# start of MATERIALS PROVIDED

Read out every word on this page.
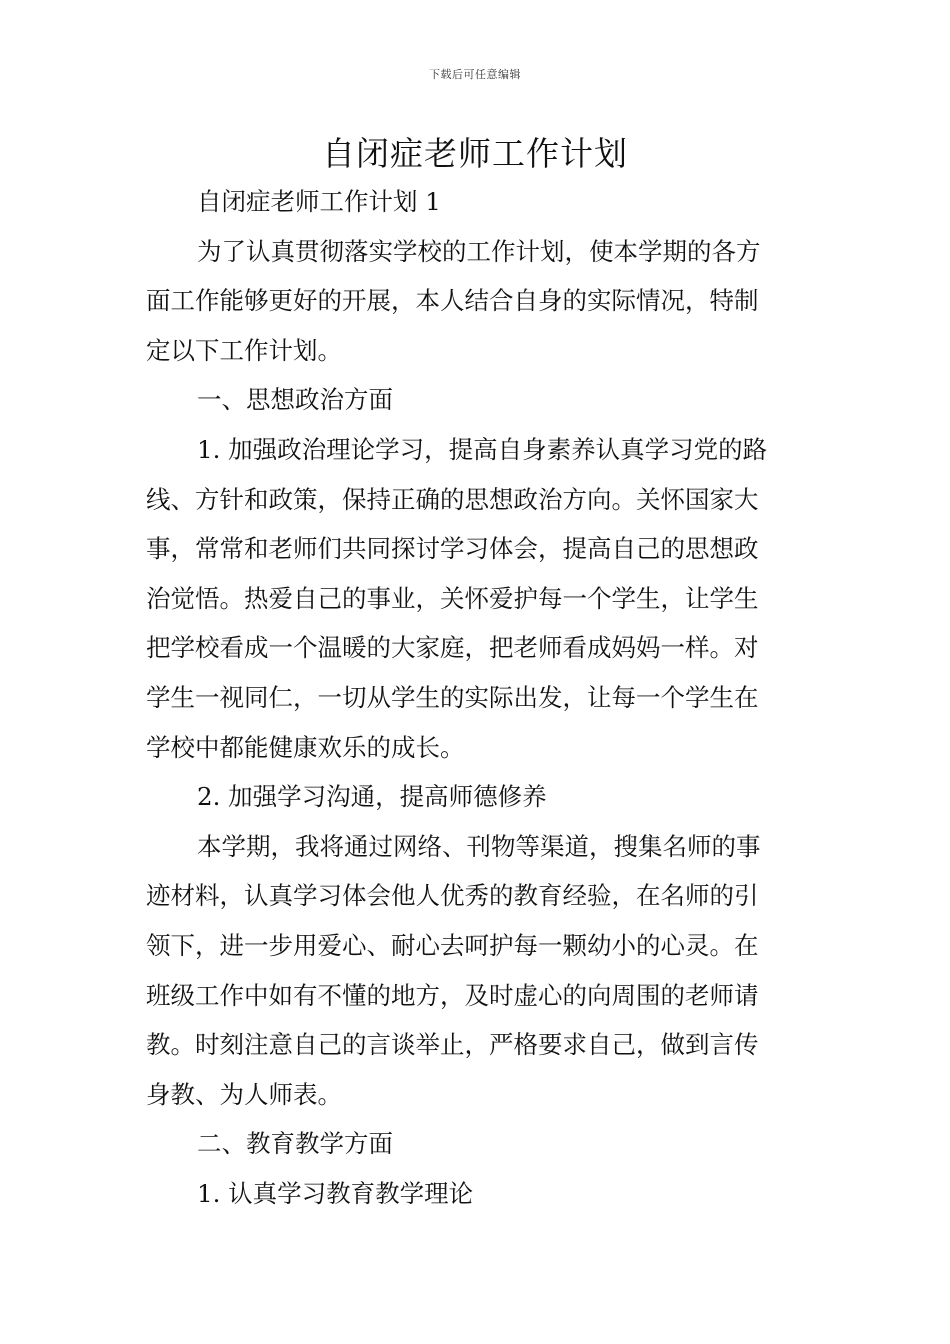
下载后可任意编辑
自闭症老师工作计划
自闭症老师工作计划 1
为了认真贯彻落实学校的工作计划，使本学期的各方
面工作能够更好的开展，本人结合自身的实际情况，特制
定以下工作计划。
一、思想政治方面
1. 加强政治理论学习，提高自身素养认真学习党的路
线、方针和政策，保持正确的思想政治方向。关怀国家大
事，常常和老师们共同探讨学习体会，提高自己的思想政
治觉悟。热爱自己的事业，关怀爱护每一个学生，让学生
把学校看成一个温暖的大家庭，把老师看成妈妈一样。对
学生一视同仁，一切从学生的实际出发，让每一个学生在
学校中都能健康欢乐的成长。
2. 加强学习沟通，提高师德修养
本学期，我将通过网络、刊物等渠道，搜集名师的事
迹材料，认真学习体会他人优秀的教育经验，在名师的引
领下，进一步用爱心、耐心去呵护每一颗幼小的心灵。在
班级工作中如有不懂的地方，及时虚心的向周围的老师请
教。时刻注意自己的言谈举止，严格要求自己，做到言传
身教、为人师表。
二、教育教学方面
1. 认真学习教育教学理论
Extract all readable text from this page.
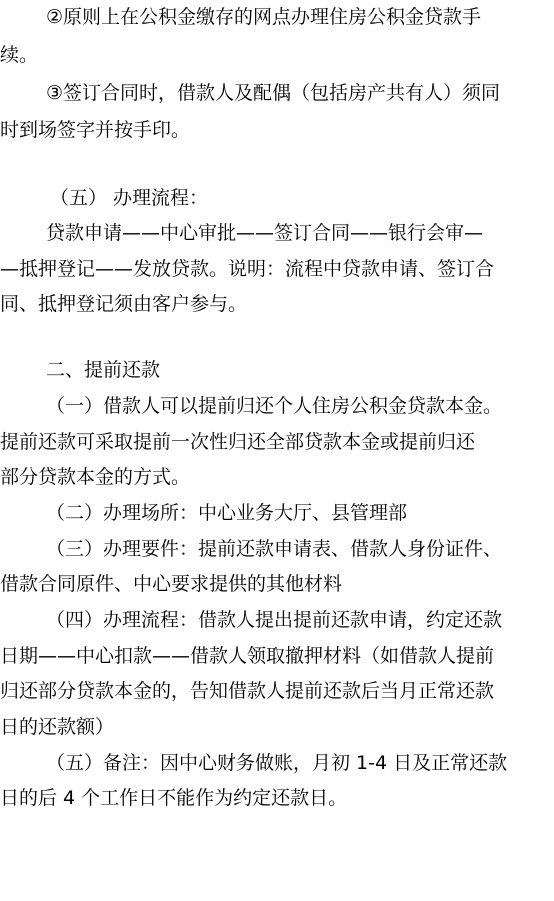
②原则上在公积金缴存的网点办理住房公积金贷款手
续。
③签订合同时，借款人及配偶（包括房产共有人）须同
时到场签字并按手印。
（五） 办理流程：
贷款申请——中心审批——签订合同——银行会审—
—抵押登记——发放贷款。说明：流程中贷款申请、签订合
同、抵押登记须由客户参与。
二、提前还款
（一）借款人可以提前归还个人住房公积金贷款本金。
提前还款可采取提前一次性归还全部贷款本金或提前归还
部分贷款本金的方式。
（二）办理场所：中心业务大厅、县管理部
（三）办理要件：提前还款申请表、借款人身份证件、
借款合同原件、中心要求提供的其他材料
（四）办理流程：借款人提出提前还款申请，约定还款
日期——中心扣款——借款人领取撤押材料（如借款人提前
归还部分贷款本金的，告知借款人提前还款后当月正常还款
日的还款额）
（五）备注：因中心财务做账，月初 1-4 日及正常还款
日的后 4 个工作日不能作为约定还款日。
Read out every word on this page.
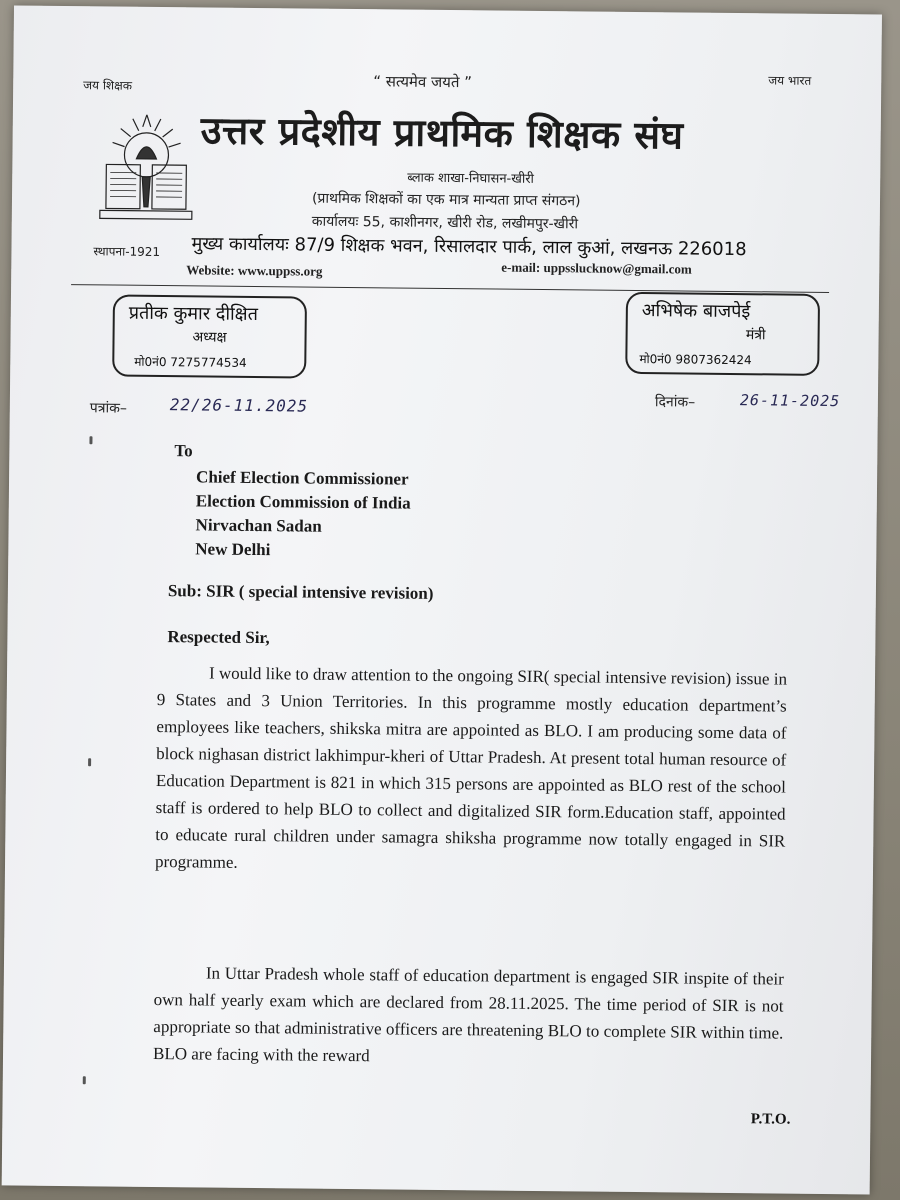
जय शिक्षक	“ सत्यमेव जयते ”	जय भारत
उत्तर प्रदेशीय प्राथमिक शिक्षक संघ
ब्लाक शाखा-निघासन-खीरी
(प्राथमिक शिक्षकों का एक मात्र मान्यता प्राप्त संगठन)
कार्यालयः 55, काशीनगर, खीरी रोड, लखीमपुर-खीरी
स्थापना-1921 मुख्य कार्यालयः 87/9 शिक्षक भवन, रिसालदार पार्क, लाल कुआं, लखनऊ 226018
Website: www.uppss.org	e-mail: uppsslucknow@gmail.com
प्रतीक कुमार दीक्षित
अध्यक्ष
मो0नं0 7275774534
अभिषेक बाजपेई
मंत्री
मो0नं0 9807362424
पत्रांक–	22/26-11.2025	दिनांक–	26-11-2025
To
Chief Election Commissioner
Election Commission of India
Nirvachan Sadan
New Delhi
Sub: SIR ( special intensive revision)
Respected Sir,
I would like to draw attention to the ongoing SIR( special intensive revision) issue in 9 States and 3 Union Territories. In this programme mostly education department’s employees like teachers, shikska mitra are appointed as BLO. I am producing some data of block nighasan district lakhimpur-kheri of Uttar Pradesh. At present total human resource of Education Department is 821 in which 315 persons are appointed as BLO rest of the school staff is ordered to help BLO to collect and digitalized SIR form.Education staff, appointed to educate rural children under samagra shiksha programme now totally engaged in SIR programme.
In Uttar Pradesh whole staff of education department is engaged SIR inspite of their own half yearly exam which are declared from 28.11.2025. The time period of SIR is not appropriate so that administrative officers are threatening BLO to complete SIR within time. BLO are facing with the reward
P.T.O.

# end of MATERIALS PROVIDED

* [GIVEN TASK]:
Locate the lines above that hold the word "Election". Show every one of them.

* [WORKED ANSWER]:
Chief Election Commissioner
Election Commission of India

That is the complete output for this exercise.